━━━ The data ━━━

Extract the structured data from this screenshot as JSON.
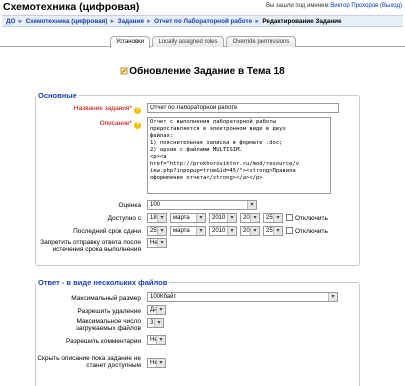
{
  "header": {
    "site_title": "Схемотехника (цифровая)",
    "login_prefix": "Вы зашли под именем",
    "user_name": "Виктор Прохоров",
    "logout_label": "(Выход)"
  },
  "breadcrumb": [
    {
      "label": "ДО"
    },
    {
      "label": "Схемотехника (цифровая)"
    },
    {
      "label": "Задания"
    },
    {
      "label": "Отчет по Лабораторной работе"
    },
    {
      "label": "Редактирование Задание"
    }
  ],
  "tabs": [
    {
      "label": "Установки"
    },
    {
      "label": "Locally assigned roles"
    },
    {
      "label": "Override permissions"
    }
  ],
  "page_title": "Обновление Задание в Тема 18",
  "section_basic": {
    "legend": "Основные",
    "name_label": "Название задания*",
    "name_value": "Отчет по Лабораторной работе",
    "desc_label": "Описание*",
    "desc_value": "Отчет с выполнения лабораторной работы\nпредоставляется в электронном виде в двух\nфайлах:\n1) пояснительная записка в формате .doc;\n2) архив с файлами MULTISIM.\n<p><a\nhref=\"http://prokhoroviktor.ru/mod/resource/v\niew.php?inpopup=true&id=45/\"><strong>Правила\nоформления отчета</strong></a></p>",
    "grade_label": "Оценка",
    "grade_value": "100",
    "available_label": "Доступно с",
    "available": {
      "day": "18",
      "month": "марта",
      "year": "2010",
      "hour": "20",
      "minute": "25"
    },
    "available_disable_label": "Отключить",
    "due_label": "Последний срок сдачи",
    "due": {
      "day": "25",
      "month": "марта",
      "year": "2010",
      "hour": "20",
      "minute": "25"
    },
    "due_disable_label": "Отключить",
    "prevent_late_label": "Запретить отправку ответа после истечения срока выполнения",
    "prevent_late_value": "Нет"
  },
  "section_files": {
    "legend": "Ответ - в виде нескольких файлов",
    "max_size_label": "Максимальный размер",
    "max_size_value": "100Кбайт",
    "allow_delete_label": "Разрешить удаление",
    "allow_delete_value": "Да",
    "max_files_label": "Максимальное число загружаемых файлов",
    "max_files_value": "3",
    "allow_notes_label": "Разрешить комментарии",
    "allow_notes_value": "Нет",
    "hide_desc_label": "Скрыть описание пока задание не станет доступным",
    "hide_desc_value": "Нет"
  },
  "colors": {
    "link": "#1a3fb3",
    "required": "#cc0000",
    "help": "#f0c000",
    "navbar_bg": "#e8eef6"
  }
}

━━━

What is required
Gather all lines with the string "работе" from the data.

The solution
      "label": "Отчет по Лабораторной работе"
    "name_value": "Отчет по Лабораторной работе",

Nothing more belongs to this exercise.